_Exercise aim_. Write the data out again exactly, dropping any images it holds.

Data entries
_____

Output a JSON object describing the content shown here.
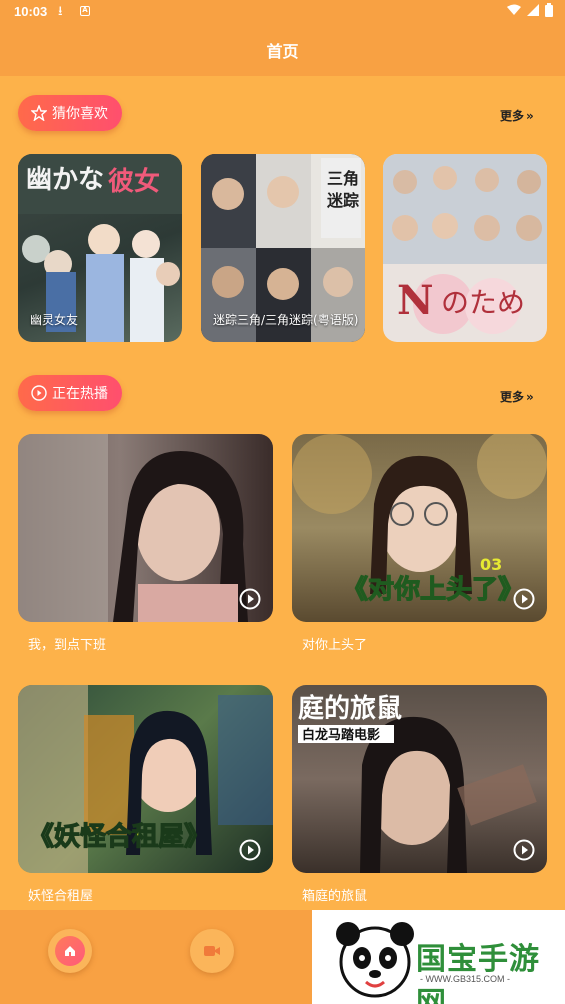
{
  "status_bar": {
    "time": "10:03"
  },
  "header": {
    "title": "首页"
  },
  "guess_section": {
    "label": "猜你喜欢",
    "more": "更多"
  },
  "guess_items": [
    {
      "title": "幽灵女友",
      "poster_text": "幽かな彼女"
    },
    {
      "title": "迷踪三角/三角迷踪(粤语版)",
      "poster_text": "三角迷踪"
    },
    {
      "title": "",
      "poster_text": "Nのため"
    }
  ],
  "hot_section": {
    "label": "正在热播",
    "more": "更多"
  },
  "hot_items": [
    {
      "title": "我，到点下班",
      "overlay": ""
    },
    {
      "title": "对你上头了",
      "overlay": "《对你上头了》",
      "badge": "03"
    },
    {
      "title": "妖怪合租屋",
      "overlay": "《妖怪合租屋》"
    },
    {
      "title": "箱庭的旅鼠",
      "overlay": "庭的旅鼠",
      "sub_overlay": "白龙马踏电影"
    }
  ],
  "watermark": {
    "text": "国宝手游网",
    "url": "- WWW.GB315.COM -"
  },
  "colors": {
    "background": "#fdb24a",
    "header": "#f8a143",
    "pill": "#ff5a5a"
  }
}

_____

_Result_.
Output a JSON object describing the content shown here.
{
  "status_bar": {
    "time": "10:03"
  },
  "header": {
    "title": "首页"
  },
  "guess_section": {
    "label": "猜你喜欢",
    "more": "更多"
  },
  "guess_items": [
    {
      "title": "幽灵女友",
      "poster_text": "幽かな彼女"
    },
    {
      "title": "迷踪三角/三角迷踪(粤语版)",
      "poster_text": "三角迷踪"
    },
    {
      "title": "",
      "poster_text": "Nのため"
    }
  ],
  "hot_section": {
    "label": "正在热播",
    "more": "更多"
  },
  "hot_items": [
    {
      "title": "我，到点下班",
      "overlay": ""
    },
    {
      "title": "对你上头了",
      "overlay": "《对你上头了》",
      "badge": "03"
    },
    {
      "title": "妖怪合租屋",
      "overlay": "《妖怪合租屋》"
    },
    {
      "title": "箱庭的旅鼠",
      "overlay": "庭的旅鼠",
      "sub_overlay": "白龙马踏电影"
    }
  ],
  "watermark": {
    "text": "国宝手游网",
    "url": "- WWW.GB315.COM -"
  },
  "colors": {
    "background": "#fdb24a",
    "header": "#f8a143",
    "pill": "#ff5a5a"
  }
}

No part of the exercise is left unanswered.